Spatial annotation entries:

[Begin]

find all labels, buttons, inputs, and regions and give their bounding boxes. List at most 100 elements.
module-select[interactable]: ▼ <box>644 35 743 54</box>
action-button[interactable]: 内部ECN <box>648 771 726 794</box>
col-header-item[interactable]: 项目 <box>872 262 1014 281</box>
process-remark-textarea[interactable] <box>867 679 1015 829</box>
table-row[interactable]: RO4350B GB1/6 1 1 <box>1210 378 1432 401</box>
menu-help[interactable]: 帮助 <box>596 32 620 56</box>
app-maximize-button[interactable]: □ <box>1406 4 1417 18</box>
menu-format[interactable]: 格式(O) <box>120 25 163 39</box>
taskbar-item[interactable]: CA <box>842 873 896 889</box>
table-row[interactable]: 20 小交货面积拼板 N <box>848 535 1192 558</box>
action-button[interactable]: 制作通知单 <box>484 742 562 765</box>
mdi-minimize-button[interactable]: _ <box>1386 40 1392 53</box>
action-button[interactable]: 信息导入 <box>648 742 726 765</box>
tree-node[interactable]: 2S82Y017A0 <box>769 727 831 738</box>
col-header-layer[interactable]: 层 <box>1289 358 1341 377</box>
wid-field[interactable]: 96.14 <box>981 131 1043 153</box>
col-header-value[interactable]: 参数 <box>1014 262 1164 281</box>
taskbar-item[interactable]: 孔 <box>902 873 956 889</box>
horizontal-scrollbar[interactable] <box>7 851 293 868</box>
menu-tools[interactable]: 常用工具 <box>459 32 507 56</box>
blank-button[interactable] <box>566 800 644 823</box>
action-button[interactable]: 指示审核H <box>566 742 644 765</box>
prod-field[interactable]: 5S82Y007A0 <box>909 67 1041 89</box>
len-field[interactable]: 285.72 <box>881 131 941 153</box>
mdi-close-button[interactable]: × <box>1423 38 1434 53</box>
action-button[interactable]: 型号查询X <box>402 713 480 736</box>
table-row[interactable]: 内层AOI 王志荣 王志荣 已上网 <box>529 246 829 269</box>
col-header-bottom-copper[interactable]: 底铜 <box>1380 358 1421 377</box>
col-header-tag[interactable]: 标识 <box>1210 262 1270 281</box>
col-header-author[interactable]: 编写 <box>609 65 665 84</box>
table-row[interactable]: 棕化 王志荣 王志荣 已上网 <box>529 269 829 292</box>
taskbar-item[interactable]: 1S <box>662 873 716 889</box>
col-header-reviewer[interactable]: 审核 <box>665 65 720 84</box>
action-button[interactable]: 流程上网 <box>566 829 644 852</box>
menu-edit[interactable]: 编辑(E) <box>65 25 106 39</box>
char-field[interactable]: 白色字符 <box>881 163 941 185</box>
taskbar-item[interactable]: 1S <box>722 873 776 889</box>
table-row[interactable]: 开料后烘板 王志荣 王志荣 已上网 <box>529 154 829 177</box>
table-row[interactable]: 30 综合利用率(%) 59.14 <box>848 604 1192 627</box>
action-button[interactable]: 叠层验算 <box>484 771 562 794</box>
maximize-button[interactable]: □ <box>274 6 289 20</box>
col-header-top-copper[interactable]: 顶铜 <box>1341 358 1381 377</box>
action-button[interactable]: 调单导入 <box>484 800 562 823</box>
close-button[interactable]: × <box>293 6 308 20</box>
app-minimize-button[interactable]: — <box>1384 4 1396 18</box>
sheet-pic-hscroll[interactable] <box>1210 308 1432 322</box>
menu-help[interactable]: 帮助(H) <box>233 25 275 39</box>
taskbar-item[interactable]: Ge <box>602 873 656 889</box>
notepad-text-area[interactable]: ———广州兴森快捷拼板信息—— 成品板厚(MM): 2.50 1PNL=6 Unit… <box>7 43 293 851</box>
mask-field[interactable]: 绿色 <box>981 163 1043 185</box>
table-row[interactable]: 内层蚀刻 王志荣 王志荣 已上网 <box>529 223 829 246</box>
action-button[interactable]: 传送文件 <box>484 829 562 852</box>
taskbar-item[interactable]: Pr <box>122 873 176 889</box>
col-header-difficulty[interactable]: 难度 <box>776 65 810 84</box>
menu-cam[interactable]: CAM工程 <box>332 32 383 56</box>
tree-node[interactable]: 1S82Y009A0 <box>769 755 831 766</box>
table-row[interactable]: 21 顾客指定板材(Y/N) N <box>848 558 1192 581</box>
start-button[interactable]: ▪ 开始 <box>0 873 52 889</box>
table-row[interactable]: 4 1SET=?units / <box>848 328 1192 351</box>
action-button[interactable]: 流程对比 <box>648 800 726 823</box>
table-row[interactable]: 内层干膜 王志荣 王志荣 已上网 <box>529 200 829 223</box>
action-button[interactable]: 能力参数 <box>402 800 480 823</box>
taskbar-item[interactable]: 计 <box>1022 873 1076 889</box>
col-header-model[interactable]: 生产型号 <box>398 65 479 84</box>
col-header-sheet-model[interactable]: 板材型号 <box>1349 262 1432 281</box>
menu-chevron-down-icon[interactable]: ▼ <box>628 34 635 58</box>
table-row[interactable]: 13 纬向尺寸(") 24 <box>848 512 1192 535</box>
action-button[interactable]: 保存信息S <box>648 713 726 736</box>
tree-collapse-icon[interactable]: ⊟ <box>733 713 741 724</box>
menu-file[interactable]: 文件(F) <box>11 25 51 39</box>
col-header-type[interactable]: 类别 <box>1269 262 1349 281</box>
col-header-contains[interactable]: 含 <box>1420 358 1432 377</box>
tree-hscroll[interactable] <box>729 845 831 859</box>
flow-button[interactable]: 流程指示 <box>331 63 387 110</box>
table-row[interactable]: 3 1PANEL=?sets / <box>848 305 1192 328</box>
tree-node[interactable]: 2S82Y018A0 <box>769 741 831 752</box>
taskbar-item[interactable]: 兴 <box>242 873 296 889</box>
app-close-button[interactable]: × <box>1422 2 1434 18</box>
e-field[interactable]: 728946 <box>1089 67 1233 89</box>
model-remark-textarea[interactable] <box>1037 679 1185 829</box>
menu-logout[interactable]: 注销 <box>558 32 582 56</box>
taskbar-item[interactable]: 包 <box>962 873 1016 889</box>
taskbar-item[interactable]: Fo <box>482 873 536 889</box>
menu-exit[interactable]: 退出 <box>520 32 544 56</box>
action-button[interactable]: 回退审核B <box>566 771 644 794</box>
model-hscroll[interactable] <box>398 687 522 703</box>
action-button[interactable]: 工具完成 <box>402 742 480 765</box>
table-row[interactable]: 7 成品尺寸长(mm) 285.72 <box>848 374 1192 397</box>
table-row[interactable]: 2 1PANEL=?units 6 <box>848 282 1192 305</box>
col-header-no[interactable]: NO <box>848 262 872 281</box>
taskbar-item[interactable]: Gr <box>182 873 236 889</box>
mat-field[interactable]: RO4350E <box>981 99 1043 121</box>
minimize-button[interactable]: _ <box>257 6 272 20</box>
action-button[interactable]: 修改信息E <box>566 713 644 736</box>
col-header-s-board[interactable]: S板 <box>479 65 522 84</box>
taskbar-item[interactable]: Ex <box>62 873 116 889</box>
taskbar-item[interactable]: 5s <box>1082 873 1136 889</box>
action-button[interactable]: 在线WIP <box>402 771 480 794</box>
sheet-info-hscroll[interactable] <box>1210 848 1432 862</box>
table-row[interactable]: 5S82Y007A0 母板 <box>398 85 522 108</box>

[End]
[Begin]

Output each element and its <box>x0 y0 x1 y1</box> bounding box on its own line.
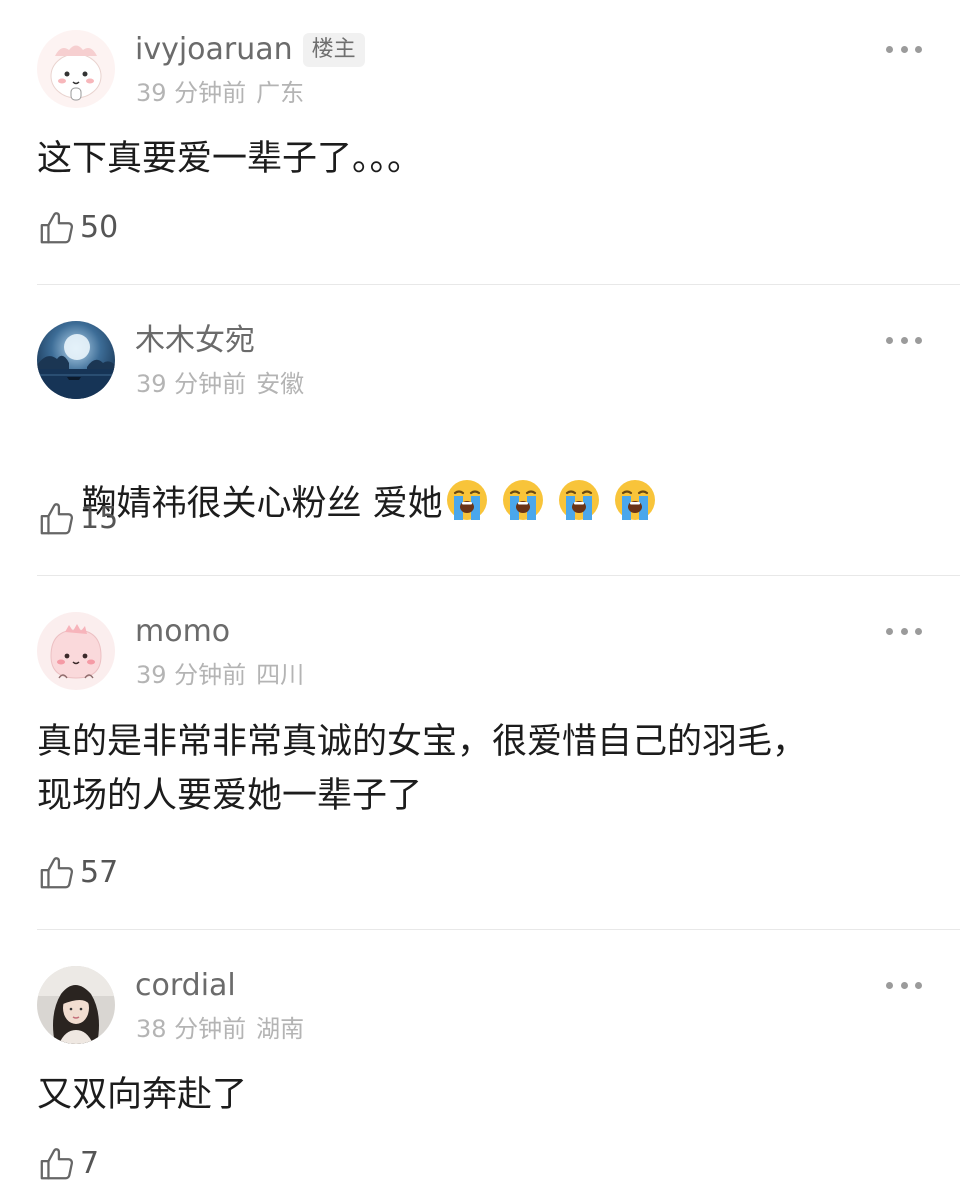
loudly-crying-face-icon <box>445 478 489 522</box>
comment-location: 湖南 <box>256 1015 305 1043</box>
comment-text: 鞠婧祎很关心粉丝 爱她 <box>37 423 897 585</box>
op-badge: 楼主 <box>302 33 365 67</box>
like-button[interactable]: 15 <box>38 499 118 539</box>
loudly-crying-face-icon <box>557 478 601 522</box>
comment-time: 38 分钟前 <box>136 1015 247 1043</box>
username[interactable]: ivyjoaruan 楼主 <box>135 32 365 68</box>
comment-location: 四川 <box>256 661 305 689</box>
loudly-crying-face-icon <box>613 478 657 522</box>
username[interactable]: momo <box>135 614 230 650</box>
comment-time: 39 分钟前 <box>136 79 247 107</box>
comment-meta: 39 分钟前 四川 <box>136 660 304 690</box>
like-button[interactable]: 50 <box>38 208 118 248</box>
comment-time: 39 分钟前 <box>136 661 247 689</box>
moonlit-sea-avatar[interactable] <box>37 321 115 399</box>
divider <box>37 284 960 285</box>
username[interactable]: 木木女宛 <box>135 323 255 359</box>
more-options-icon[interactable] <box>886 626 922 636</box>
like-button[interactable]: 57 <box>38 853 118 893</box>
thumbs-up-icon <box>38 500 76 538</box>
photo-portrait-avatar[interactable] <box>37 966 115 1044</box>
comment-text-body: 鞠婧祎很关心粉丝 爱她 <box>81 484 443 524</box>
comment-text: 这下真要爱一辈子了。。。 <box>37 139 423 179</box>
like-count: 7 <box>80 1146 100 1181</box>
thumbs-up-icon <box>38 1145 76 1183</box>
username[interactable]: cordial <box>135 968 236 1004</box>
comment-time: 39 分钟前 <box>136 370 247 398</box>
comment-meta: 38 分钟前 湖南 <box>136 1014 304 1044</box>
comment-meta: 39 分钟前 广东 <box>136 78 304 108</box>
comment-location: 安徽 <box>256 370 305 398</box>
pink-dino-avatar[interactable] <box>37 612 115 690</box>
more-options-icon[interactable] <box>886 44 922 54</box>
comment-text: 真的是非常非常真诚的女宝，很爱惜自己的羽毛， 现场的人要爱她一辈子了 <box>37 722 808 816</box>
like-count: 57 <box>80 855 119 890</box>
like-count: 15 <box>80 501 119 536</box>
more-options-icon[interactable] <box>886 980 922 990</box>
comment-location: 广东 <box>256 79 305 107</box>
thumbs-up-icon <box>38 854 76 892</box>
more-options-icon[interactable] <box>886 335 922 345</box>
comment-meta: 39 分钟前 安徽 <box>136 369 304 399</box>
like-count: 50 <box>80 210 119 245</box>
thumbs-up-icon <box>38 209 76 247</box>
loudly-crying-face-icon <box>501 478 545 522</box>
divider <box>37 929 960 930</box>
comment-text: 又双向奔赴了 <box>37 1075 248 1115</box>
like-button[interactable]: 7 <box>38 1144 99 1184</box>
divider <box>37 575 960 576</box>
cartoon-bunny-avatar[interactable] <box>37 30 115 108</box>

[End]

Do this = Identify every row above that contains the string "maximize", matching case exactly, and copy each such row in full.

Response for this exercise =
app-maximize-button[interactable]: □ <box>1406 4 1417 18</box>
maximize-button[interactable]: □ <box>274 6 289 20</box>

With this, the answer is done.